** begin Entries shown **
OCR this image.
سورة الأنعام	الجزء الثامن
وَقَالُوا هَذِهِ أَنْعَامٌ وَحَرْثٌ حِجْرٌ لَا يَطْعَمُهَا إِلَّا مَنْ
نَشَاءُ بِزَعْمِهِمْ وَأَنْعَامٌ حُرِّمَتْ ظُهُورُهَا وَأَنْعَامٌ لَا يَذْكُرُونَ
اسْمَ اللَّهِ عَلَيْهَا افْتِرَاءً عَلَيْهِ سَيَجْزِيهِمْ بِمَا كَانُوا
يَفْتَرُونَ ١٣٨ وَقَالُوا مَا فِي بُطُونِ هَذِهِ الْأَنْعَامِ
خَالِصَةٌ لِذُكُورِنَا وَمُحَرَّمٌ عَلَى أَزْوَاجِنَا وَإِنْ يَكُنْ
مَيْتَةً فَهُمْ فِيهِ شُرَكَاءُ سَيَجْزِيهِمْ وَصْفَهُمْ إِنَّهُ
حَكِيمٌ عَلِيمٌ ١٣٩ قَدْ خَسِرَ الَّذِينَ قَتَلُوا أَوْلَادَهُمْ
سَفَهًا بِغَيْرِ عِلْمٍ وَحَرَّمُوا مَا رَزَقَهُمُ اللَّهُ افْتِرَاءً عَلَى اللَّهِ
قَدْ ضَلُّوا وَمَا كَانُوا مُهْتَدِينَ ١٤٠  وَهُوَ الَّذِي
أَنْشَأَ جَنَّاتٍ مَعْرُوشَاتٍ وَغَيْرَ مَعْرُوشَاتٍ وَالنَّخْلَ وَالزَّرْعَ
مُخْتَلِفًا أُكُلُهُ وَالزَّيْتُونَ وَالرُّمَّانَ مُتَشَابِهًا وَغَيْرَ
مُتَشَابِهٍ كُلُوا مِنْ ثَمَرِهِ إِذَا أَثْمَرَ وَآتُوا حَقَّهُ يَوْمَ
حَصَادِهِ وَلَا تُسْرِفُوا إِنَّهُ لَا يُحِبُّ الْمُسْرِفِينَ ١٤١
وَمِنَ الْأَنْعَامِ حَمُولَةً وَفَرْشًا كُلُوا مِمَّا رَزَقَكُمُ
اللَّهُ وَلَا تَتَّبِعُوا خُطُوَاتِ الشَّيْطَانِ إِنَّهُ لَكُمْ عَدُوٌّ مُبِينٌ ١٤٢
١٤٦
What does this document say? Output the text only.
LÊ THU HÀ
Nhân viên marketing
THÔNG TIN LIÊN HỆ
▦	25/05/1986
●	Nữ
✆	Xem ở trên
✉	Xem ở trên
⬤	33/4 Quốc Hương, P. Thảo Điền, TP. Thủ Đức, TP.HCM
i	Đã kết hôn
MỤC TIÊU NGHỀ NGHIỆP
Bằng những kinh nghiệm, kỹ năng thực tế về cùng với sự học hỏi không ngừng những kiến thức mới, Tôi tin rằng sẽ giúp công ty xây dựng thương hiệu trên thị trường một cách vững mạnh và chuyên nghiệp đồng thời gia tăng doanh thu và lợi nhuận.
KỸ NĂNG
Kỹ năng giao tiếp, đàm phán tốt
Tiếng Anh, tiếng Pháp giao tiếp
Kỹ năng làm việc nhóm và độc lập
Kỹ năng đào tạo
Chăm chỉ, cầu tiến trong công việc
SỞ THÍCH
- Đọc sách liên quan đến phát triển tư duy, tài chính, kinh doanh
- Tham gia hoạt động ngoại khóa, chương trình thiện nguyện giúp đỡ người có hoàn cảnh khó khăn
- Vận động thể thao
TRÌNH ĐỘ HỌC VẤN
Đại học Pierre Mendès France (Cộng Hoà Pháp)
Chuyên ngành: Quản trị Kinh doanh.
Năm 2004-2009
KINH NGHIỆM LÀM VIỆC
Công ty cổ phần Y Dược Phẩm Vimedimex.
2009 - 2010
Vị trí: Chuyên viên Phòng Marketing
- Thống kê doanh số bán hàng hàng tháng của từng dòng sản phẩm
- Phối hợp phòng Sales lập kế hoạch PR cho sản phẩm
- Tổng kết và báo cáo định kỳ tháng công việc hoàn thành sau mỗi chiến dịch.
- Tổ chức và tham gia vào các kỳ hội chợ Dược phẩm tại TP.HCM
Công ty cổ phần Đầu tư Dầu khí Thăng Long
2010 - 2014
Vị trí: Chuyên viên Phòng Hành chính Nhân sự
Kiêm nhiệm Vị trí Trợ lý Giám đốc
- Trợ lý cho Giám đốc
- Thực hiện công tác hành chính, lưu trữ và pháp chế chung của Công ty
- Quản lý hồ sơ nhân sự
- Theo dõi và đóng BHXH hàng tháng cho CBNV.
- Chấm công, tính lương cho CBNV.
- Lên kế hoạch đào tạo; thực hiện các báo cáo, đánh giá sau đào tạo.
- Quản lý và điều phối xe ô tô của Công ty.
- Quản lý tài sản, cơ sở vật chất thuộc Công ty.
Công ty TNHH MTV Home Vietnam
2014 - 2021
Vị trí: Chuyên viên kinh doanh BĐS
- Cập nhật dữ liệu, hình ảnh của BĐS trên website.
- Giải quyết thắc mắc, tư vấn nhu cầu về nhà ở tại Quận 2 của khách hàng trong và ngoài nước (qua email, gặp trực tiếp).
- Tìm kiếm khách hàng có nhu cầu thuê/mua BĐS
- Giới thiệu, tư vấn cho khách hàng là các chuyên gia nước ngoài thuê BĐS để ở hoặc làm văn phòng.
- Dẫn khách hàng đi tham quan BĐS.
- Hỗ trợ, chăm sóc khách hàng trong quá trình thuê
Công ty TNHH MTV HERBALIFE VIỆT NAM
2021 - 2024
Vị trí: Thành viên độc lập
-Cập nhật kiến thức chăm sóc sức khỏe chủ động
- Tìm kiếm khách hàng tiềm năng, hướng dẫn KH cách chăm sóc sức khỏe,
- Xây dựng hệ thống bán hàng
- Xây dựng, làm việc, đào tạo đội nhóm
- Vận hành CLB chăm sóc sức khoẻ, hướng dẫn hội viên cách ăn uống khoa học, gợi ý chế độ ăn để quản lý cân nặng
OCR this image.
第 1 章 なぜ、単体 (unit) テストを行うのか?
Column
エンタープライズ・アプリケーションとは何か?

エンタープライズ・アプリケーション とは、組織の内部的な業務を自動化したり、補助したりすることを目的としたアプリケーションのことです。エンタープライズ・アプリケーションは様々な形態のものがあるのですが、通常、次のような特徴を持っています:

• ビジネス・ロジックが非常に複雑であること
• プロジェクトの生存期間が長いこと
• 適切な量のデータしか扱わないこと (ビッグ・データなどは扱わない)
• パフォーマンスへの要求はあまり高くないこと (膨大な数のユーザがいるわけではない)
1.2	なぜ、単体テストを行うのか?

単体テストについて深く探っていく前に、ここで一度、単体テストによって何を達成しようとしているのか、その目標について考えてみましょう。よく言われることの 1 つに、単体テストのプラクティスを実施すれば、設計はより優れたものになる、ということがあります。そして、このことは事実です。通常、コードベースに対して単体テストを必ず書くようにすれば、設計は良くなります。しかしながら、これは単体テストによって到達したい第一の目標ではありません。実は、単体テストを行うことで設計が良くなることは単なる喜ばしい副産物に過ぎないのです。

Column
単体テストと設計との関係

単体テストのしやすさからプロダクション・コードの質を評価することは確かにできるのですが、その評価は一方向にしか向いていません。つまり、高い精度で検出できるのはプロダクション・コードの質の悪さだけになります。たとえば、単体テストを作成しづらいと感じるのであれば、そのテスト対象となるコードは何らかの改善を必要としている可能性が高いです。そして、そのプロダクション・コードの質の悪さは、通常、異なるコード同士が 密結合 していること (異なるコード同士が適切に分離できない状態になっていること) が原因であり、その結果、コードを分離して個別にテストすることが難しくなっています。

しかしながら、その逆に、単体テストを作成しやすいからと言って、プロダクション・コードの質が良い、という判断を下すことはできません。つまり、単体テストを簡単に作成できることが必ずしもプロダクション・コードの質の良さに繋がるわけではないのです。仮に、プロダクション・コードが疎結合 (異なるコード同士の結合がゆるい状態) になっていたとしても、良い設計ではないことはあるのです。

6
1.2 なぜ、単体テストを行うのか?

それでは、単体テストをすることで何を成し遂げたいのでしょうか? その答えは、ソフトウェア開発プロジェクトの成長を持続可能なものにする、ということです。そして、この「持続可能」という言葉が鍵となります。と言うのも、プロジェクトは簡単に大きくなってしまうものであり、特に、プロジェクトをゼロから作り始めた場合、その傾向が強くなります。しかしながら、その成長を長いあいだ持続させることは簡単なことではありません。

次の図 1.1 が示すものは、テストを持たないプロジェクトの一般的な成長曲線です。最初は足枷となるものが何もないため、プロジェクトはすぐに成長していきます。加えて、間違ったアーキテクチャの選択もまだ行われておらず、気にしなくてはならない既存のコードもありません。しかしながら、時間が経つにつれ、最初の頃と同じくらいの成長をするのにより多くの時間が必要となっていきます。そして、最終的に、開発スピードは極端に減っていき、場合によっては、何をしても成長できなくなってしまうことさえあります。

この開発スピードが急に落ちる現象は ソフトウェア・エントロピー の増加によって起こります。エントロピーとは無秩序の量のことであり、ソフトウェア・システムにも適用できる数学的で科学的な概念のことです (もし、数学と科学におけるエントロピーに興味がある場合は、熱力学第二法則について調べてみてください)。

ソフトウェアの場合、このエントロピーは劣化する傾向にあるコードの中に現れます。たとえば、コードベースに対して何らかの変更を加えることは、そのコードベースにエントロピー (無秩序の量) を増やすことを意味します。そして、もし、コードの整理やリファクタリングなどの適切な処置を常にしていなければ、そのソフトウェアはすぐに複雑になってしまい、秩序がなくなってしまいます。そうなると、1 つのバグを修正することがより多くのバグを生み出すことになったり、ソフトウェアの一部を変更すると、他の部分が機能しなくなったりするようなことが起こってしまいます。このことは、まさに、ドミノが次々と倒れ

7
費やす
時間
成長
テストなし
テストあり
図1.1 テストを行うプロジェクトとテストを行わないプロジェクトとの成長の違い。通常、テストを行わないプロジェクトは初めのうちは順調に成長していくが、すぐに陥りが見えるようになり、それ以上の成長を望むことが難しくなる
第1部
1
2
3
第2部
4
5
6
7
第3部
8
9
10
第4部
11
** end Entries shown **
## Written problem
Copy every line in the records above that contains the word "TNHH".

## Exercise response
Công ty TNHH MTV Home Vietnam
Công ty TNHH MTV HERBALIFE VIỆT NAM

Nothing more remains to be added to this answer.